-- Objective A --
Tally how many lines of the records below contain the string "year", with case significant, and reply with that number only.

Intel® oneAPI Threading Building Blocks
Ask questions and share information about adding parallelism to your applications when using this threading library.
2467 Discussions

std::sort(std::execution::par_unseq, ...) has a memory leak on Linux...

Victor_D_
Novice
1,433 Views

Linux standard C++ parallel algorithms use Intel TBB implementation, from what I found researching on the Web. This implementation seems to have a significant memory leak, as demonstrated by the following code ("top" command in another window can be used to watch %MEM grow continuously as iterations progress):

#include <iostream>
#include <algorithm>
#include <chrono>
#include <random>
#include <ratio>
#include <vector>
#include <execution>
 
using std::random_device;
using std::vector;
using std::chrono::duration;
using std::chrono::duration_cast;
using std::chrono::high_resolution_clock;
using std::milli;
using std::random_device;
using std::sort;
using std::vector;
 
static const int iterationCount = 100;
 
static void print_results(const char* const tag, const vector<unsigned>& sorted, high_resolution_clock::time_point startTime, high_resolution_clock::time_point endTime)

-- Data --
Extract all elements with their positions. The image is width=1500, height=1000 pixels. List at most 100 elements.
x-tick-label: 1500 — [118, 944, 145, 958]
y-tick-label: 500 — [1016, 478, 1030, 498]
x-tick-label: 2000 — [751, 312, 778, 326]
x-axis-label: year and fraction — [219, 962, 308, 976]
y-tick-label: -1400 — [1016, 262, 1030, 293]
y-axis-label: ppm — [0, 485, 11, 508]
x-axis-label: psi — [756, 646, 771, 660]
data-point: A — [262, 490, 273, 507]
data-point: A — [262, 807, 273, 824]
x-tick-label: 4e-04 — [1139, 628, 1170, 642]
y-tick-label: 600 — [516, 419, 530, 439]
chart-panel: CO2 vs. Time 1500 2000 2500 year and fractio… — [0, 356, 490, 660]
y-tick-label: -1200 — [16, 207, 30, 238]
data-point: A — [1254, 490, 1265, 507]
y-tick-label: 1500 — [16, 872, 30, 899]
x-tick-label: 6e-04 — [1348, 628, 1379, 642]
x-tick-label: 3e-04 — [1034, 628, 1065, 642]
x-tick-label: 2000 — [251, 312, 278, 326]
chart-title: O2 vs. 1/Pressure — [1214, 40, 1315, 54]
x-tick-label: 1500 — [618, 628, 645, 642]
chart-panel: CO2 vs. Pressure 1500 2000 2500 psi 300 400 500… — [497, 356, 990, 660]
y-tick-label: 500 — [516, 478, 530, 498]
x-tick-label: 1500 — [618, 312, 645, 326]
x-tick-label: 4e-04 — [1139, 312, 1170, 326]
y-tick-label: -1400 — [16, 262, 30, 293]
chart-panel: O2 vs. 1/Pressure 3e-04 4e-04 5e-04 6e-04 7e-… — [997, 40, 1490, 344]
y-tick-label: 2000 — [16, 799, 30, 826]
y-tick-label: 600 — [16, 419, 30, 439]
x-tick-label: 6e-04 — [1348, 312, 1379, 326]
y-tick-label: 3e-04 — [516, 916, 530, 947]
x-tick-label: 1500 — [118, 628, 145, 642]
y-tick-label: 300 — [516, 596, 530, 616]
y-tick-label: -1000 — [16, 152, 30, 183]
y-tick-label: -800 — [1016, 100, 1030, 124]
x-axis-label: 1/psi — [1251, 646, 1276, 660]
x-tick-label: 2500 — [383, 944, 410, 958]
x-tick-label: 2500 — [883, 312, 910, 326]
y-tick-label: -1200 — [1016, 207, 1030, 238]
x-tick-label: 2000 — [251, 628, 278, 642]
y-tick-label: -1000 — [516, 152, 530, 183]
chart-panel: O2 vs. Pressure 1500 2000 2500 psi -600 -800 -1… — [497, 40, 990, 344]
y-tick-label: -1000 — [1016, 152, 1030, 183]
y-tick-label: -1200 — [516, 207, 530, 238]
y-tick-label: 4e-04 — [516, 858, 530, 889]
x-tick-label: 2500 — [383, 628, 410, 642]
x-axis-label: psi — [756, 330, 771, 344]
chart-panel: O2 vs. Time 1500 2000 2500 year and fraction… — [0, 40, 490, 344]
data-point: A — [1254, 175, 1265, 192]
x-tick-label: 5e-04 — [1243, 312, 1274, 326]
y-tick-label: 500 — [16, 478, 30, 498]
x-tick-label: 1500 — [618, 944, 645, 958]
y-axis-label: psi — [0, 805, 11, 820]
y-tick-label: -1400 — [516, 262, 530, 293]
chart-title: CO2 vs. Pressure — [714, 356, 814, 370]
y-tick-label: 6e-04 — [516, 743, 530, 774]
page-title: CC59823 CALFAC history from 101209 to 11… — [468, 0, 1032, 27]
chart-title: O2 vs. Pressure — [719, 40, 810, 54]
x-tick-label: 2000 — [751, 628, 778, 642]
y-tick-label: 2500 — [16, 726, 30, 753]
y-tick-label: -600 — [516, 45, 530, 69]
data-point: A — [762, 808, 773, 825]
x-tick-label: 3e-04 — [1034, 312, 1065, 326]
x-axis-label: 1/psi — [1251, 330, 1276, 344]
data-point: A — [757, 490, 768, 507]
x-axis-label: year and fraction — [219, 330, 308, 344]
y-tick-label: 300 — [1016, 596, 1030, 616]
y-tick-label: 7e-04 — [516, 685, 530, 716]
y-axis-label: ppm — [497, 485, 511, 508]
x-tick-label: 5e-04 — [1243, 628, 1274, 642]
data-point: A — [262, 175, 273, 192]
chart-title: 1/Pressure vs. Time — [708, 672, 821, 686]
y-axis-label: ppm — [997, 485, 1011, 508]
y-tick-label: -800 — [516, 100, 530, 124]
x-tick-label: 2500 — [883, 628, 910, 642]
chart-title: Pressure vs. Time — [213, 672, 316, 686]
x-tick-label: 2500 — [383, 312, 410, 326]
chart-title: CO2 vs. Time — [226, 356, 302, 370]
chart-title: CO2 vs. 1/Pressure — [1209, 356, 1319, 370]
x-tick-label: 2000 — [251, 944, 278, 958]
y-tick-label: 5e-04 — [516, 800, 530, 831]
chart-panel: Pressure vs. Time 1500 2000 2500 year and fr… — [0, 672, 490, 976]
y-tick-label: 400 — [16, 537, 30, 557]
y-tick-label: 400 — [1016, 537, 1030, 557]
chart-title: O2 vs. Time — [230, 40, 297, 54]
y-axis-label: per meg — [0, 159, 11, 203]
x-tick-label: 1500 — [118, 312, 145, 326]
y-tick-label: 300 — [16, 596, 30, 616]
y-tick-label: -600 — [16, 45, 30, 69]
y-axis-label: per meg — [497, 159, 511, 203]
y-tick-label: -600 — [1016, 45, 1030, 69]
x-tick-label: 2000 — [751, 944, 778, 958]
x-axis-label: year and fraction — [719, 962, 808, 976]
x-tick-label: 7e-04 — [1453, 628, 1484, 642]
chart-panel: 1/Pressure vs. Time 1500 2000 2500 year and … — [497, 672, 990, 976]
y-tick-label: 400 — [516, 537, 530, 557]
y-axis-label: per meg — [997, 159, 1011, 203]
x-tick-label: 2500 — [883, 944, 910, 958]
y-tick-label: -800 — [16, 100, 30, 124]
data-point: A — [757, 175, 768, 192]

-- Objective B --
Resume the post on the std::sort memory leak from its final line.

-- Written response A --
7

-- Written response B --
{
printf("%s: Lowest: %u Highest: %u Time: %fms\n", tag, sorted.front(), sorted.back(),
duration_cast<duration<double, milli>>(endTime - startTime).count());
}
 
static int ParallelStdCppExample(vector<unsigned>& uints, bool stable = false)
{
vector<unsigned> sorted(uints);
for (int i = 0; i < iterationCount; ++i)
{
const auto startTime = high_resolution_clock::now();
// same sort call as above, but with par_unseq:
if (!stable)
sort(std::execution::par_unseq, sorted.begin(), sorted.end());
else
stable_sort(std::execution::par_unseq, sorted.begin(), sorted.end());
const auto endTime = high_resolution_clock::now();
// in our output, note that these are the parallel results:
print_results("Parallel", sorted, startTime, endTime);
}
 
return 0;
}
 
int main()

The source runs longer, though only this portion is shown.